▸ **EXERCISE DESCRIPTION**
Return the lines where the word "please" occurs.

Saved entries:

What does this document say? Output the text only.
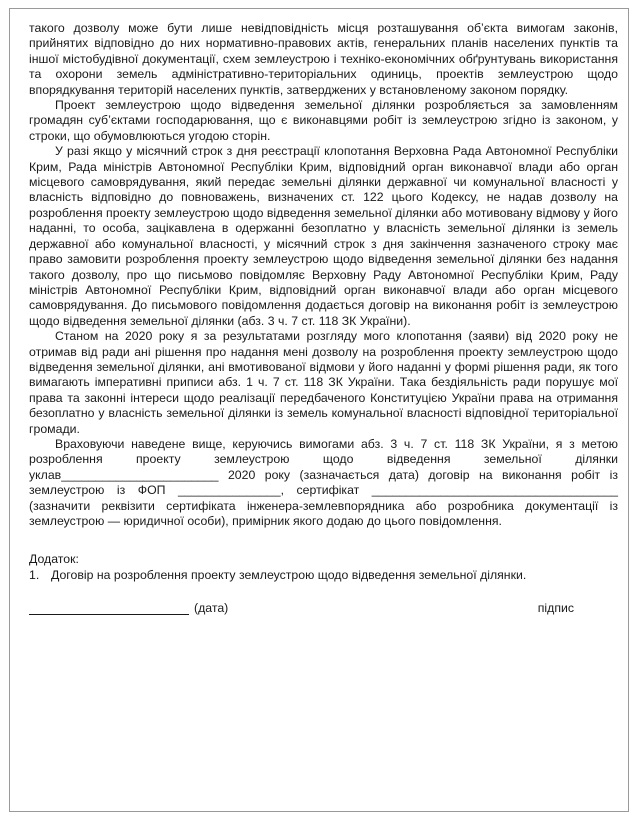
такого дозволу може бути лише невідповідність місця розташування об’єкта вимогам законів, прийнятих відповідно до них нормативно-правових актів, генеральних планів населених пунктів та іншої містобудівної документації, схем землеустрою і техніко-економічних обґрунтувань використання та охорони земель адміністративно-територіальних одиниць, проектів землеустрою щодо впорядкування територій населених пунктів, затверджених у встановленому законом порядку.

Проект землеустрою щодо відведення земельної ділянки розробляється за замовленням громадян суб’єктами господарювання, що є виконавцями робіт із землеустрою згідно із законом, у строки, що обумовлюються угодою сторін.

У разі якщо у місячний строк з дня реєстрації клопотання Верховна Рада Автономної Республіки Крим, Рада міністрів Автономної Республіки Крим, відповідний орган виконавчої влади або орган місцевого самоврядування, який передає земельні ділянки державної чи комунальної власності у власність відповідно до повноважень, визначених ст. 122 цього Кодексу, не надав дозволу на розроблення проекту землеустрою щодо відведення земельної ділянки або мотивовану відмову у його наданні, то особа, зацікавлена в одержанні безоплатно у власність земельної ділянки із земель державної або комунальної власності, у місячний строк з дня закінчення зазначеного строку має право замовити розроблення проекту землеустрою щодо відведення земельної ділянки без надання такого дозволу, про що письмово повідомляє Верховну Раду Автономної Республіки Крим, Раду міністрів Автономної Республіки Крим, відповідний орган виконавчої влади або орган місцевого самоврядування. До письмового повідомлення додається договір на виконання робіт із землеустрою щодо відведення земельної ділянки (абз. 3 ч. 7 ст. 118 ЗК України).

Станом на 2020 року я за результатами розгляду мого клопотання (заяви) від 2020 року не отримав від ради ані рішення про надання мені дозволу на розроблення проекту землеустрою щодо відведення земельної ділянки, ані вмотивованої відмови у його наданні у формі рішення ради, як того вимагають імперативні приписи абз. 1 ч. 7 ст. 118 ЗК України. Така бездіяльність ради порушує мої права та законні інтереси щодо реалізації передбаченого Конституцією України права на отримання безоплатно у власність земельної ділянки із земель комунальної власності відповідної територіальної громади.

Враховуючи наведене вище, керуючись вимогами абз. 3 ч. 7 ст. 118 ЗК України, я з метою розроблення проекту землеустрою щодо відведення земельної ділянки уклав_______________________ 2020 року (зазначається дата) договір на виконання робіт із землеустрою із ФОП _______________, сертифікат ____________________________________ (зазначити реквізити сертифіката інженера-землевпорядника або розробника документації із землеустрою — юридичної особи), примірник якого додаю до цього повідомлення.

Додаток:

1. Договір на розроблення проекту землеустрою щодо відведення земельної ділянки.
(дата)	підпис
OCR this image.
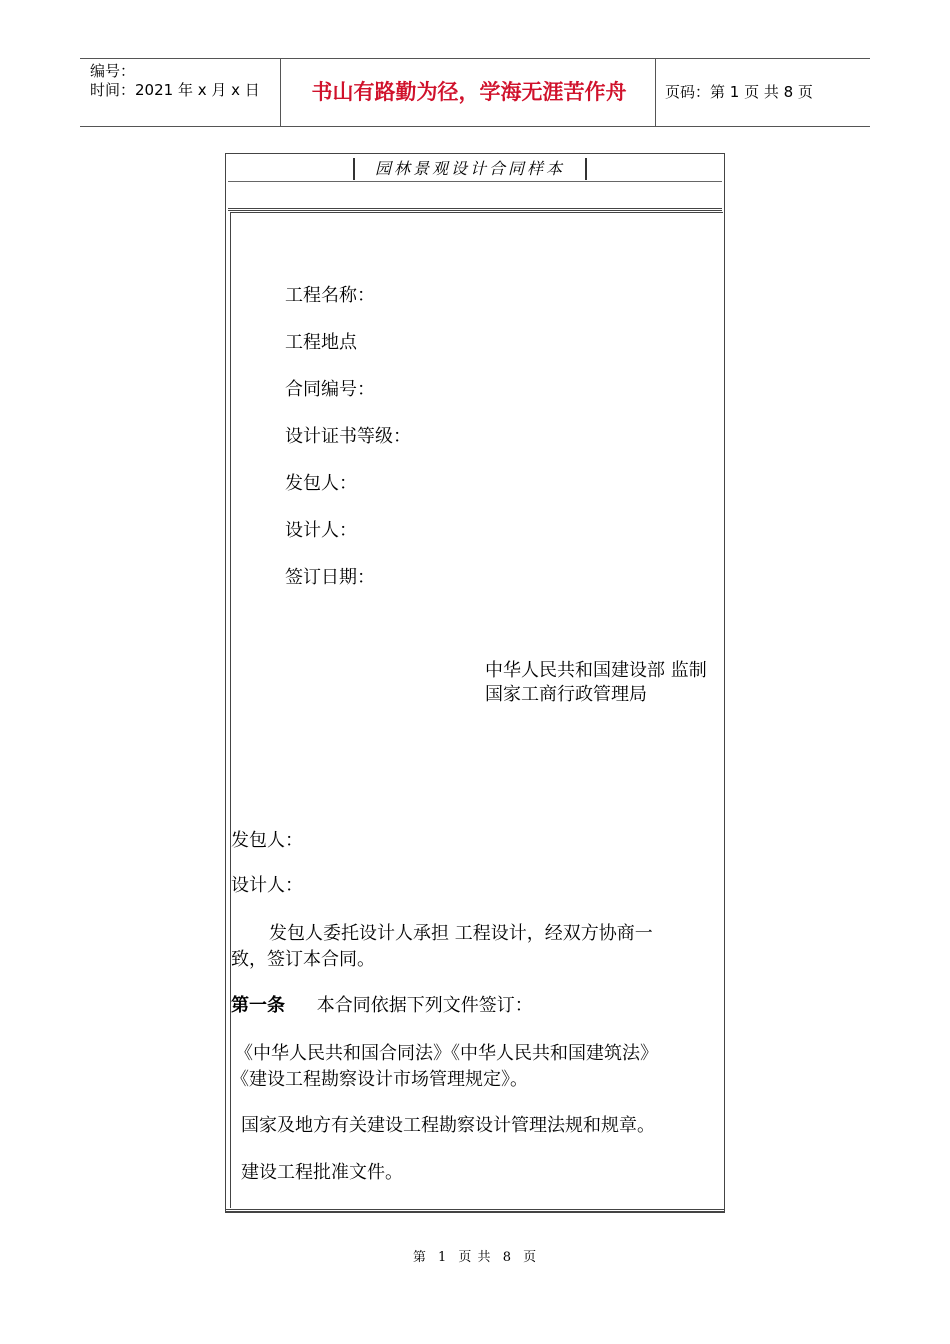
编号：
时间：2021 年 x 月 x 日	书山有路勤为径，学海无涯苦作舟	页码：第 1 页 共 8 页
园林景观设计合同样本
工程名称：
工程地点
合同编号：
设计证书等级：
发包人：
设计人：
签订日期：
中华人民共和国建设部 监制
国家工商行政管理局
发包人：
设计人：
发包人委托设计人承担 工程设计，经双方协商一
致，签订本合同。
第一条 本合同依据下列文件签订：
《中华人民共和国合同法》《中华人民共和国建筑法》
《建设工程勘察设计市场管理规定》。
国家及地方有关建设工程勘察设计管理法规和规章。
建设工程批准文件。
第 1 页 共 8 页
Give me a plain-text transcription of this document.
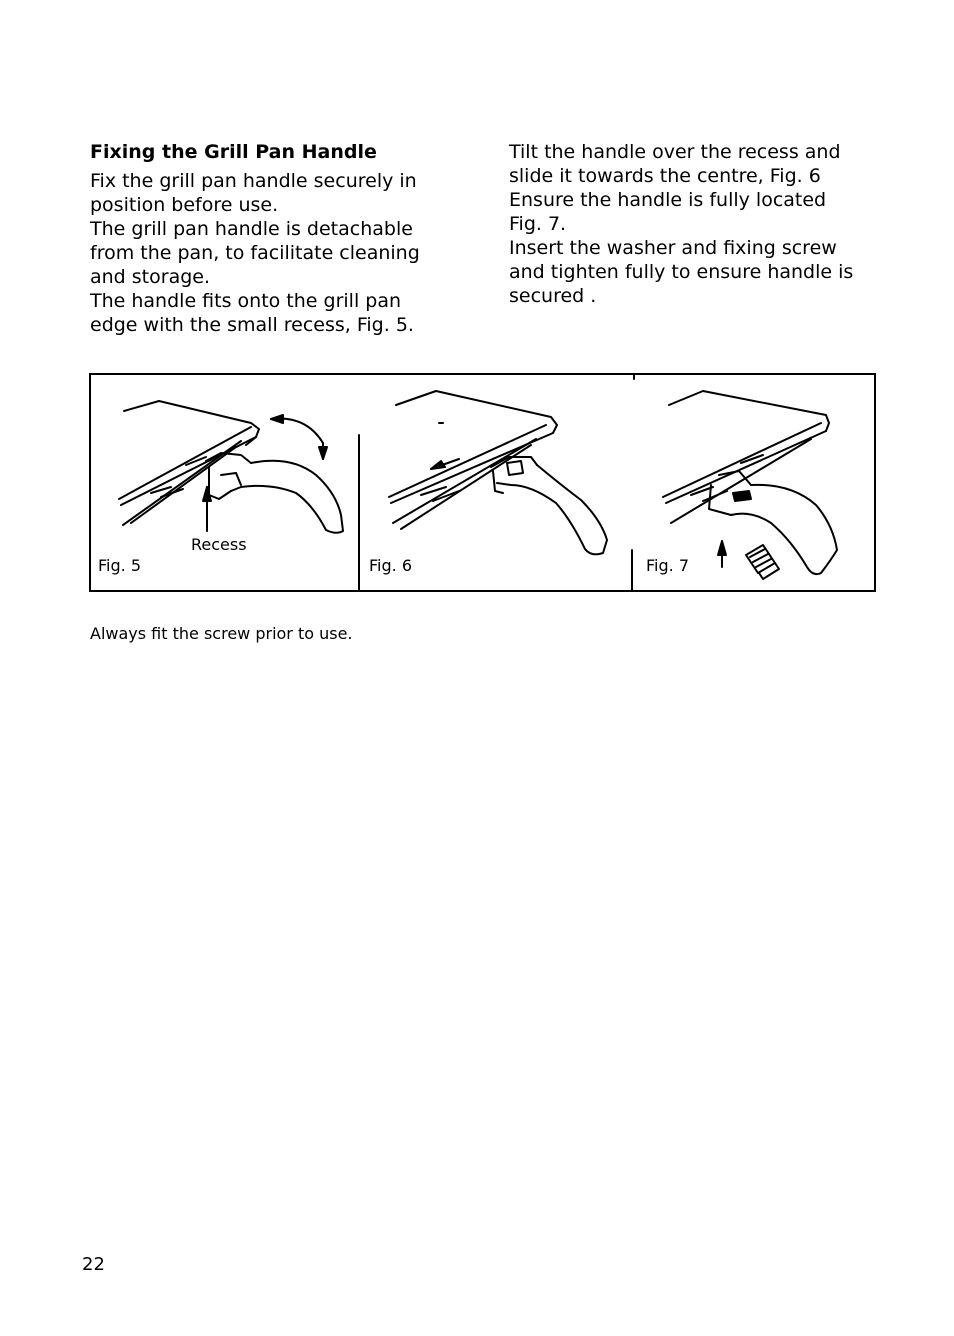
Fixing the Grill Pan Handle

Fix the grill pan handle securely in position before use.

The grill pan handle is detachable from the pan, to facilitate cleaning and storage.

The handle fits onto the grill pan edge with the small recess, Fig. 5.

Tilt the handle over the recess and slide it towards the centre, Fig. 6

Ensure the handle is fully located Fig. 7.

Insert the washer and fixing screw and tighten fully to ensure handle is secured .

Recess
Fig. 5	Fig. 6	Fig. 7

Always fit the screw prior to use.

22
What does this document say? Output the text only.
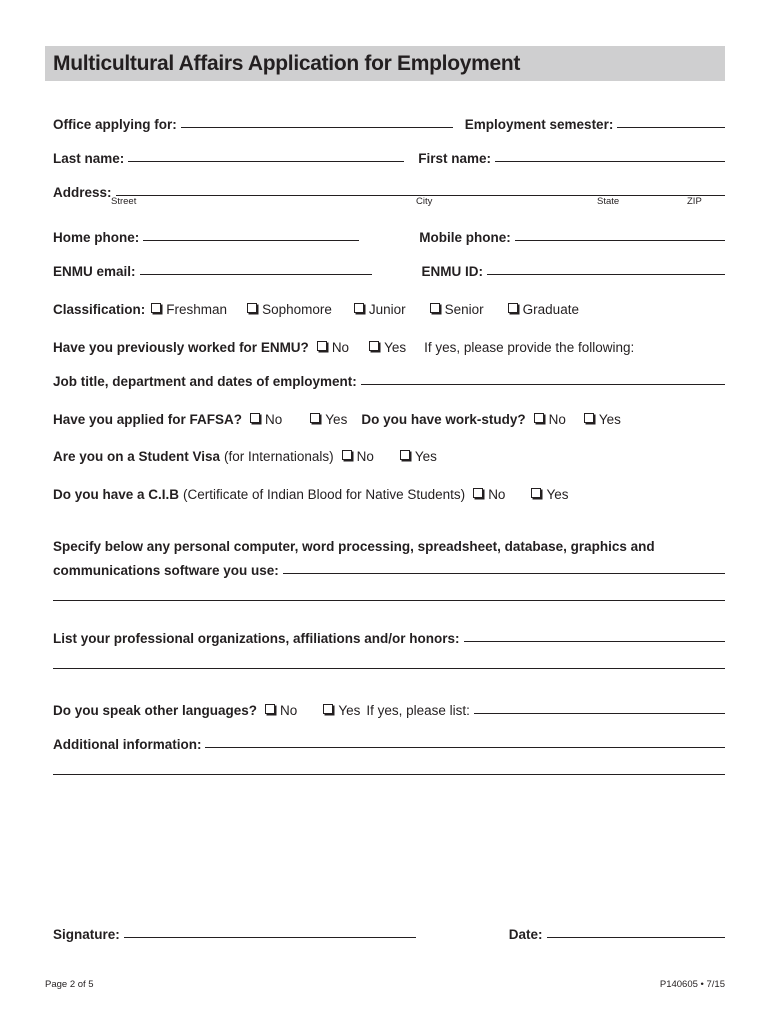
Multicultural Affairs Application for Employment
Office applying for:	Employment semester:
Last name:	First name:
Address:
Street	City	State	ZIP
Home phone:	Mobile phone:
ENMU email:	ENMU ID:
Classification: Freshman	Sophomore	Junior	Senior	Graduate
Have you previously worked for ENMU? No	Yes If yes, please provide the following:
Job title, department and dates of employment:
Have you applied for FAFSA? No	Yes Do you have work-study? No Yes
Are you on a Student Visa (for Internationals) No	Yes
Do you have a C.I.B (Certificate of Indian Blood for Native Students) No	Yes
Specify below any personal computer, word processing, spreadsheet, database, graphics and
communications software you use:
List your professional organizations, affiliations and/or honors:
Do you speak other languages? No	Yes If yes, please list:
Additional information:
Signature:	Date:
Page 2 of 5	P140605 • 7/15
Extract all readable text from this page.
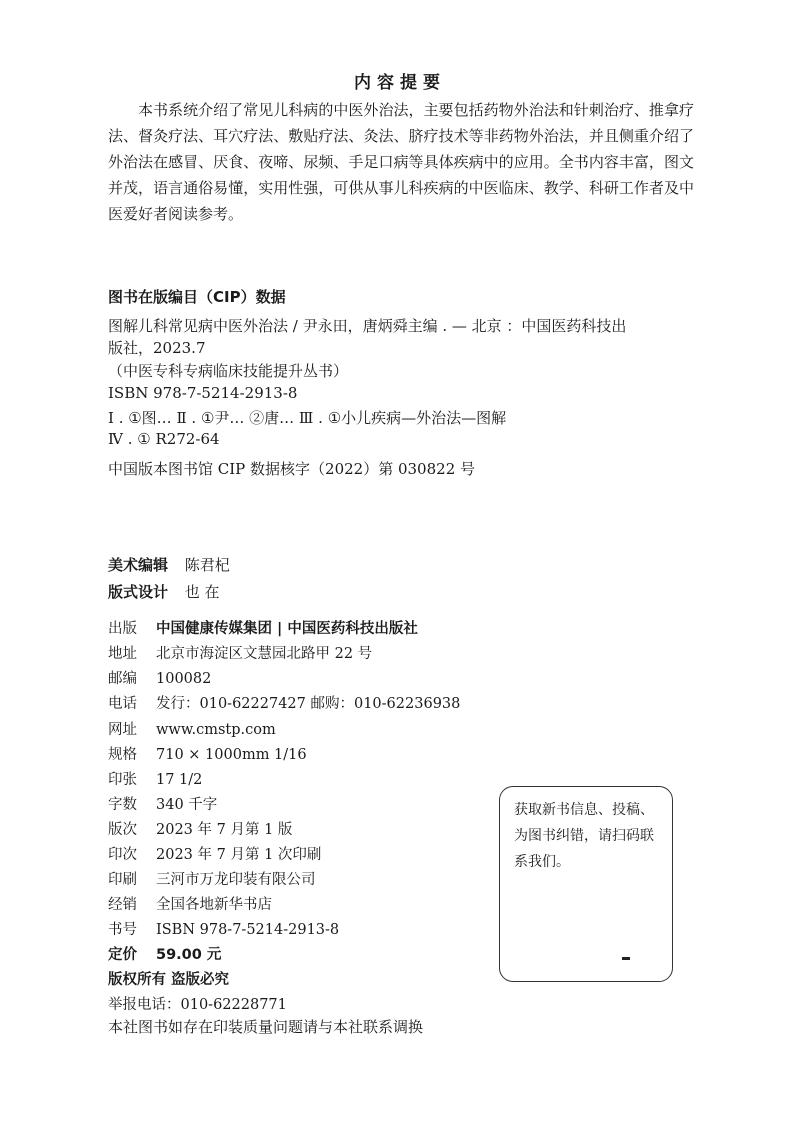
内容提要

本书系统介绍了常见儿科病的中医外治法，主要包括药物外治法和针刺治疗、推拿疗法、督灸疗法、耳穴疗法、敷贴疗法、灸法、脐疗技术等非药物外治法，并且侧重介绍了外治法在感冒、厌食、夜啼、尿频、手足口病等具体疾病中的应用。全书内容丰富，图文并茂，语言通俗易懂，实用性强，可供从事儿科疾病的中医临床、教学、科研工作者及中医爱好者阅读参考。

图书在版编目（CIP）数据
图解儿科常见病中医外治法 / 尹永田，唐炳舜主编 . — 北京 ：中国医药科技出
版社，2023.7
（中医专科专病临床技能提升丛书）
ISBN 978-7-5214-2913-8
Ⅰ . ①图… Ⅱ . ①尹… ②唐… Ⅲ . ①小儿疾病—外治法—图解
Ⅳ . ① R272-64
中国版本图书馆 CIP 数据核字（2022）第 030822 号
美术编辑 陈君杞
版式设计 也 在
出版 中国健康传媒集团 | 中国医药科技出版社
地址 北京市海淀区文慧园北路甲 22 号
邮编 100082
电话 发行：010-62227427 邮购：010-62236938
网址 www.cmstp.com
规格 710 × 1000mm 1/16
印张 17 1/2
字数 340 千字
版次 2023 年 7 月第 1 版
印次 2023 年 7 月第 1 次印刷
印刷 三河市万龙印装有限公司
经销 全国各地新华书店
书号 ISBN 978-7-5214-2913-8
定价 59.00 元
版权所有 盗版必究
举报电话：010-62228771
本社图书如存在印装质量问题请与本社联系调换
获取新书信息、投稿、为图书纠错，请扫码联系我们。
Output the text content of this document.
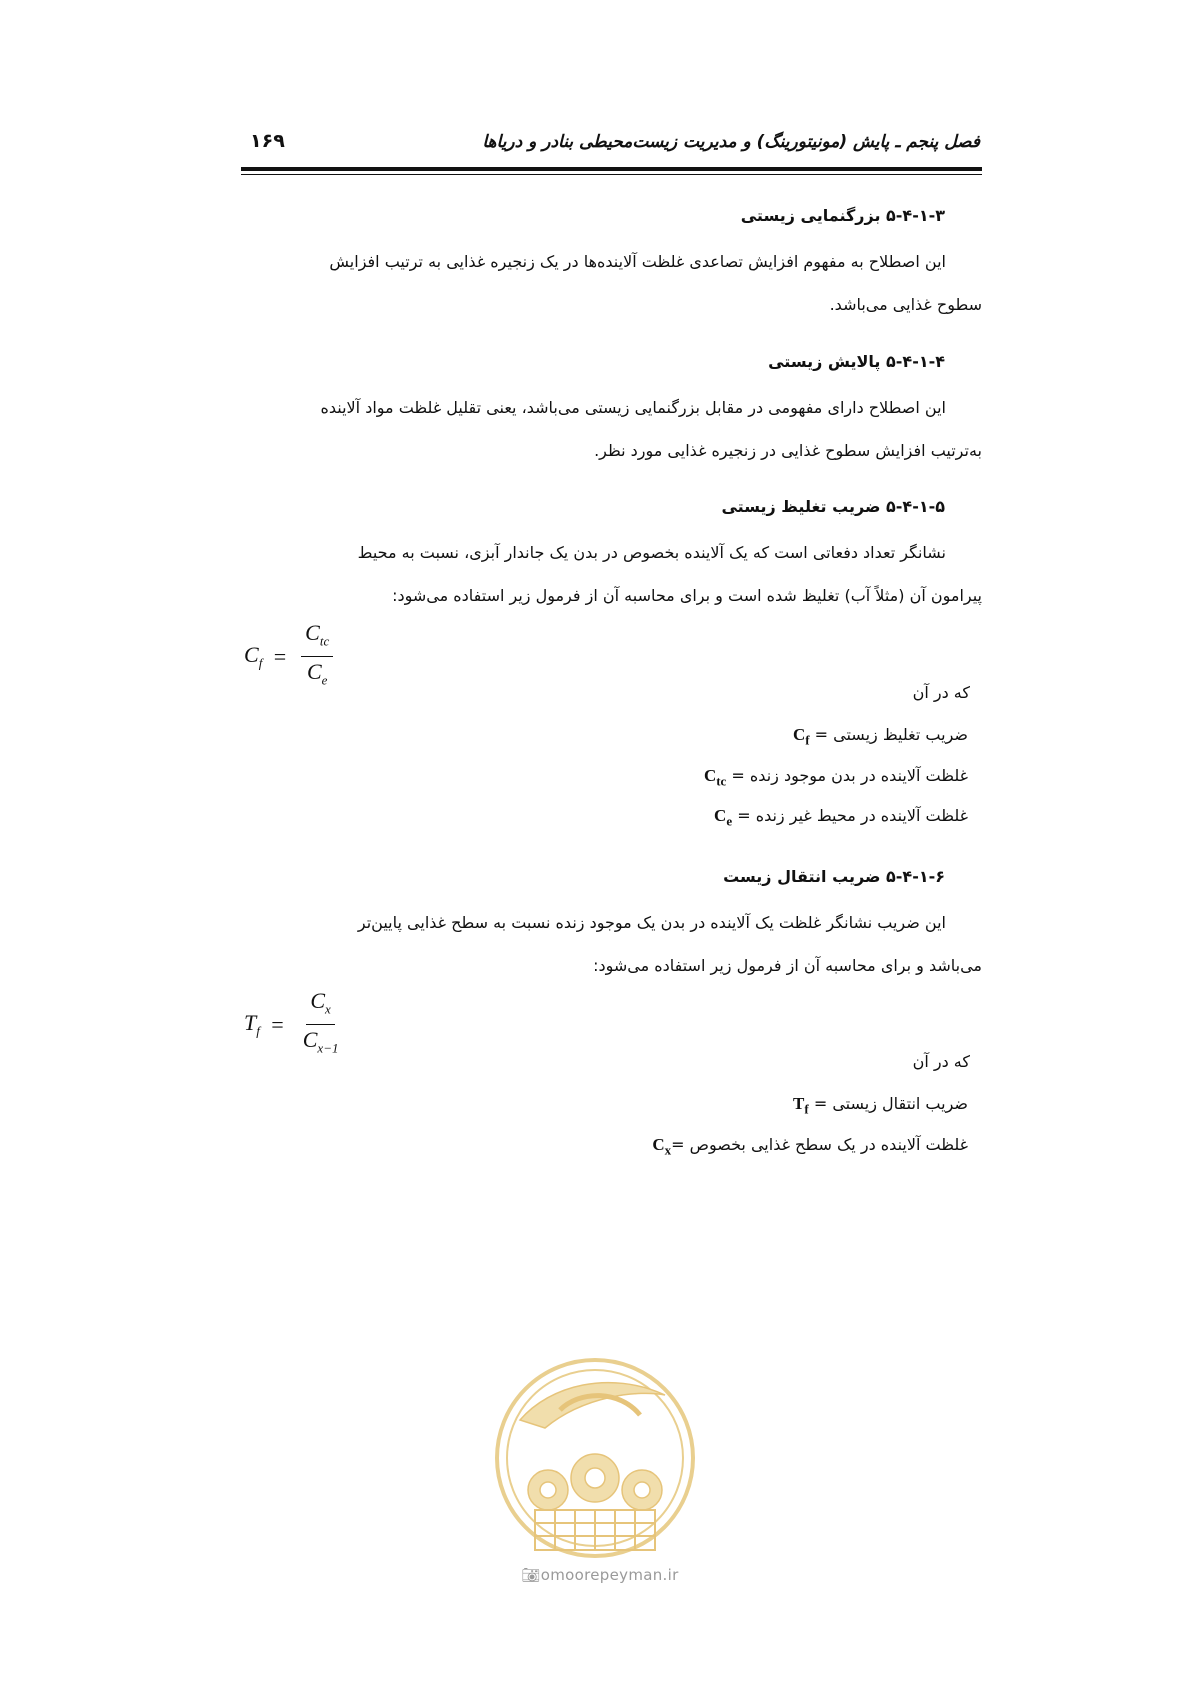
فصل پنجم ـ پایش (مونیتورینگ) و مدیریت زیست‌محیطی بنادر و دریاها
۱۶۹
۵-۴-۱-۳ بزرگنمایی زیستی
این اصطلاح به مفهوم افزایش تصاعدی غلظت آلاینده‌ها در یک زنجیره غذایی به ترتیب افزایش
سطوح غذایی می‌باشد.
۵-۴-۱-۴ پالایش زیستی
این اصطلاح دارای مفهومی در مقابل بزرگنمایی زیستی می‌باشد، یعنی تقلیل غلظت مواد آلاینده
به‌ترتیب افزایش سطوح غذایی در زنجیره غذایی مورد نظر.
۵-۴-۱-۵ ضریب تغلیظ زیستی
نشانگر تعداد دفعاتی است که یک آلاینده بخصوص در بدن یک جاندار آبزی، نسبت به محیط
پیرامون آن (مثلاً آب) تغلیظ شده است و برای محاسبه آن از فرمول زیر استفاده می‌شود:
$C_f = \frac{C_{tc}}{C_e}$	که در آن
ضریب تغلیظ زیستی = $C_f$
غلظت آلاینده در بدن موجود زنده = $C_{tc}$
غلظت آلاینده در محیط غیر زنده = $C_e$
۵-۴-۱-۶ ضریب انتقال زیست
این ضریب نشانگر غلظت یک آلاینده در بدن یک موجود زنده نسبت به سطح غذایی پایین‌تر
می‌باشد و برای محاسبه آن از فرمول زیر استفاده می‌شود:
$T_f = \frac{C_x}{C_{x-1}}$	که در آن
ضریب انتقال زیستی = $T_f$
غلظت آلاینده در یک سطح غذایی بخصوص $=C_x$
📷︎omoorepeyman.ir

▸ **ANSWER**
Have you previously worked for ENMU? No	Yes If yes, please provide the following:
Do you speak other languages? No	Yes If yes, please list:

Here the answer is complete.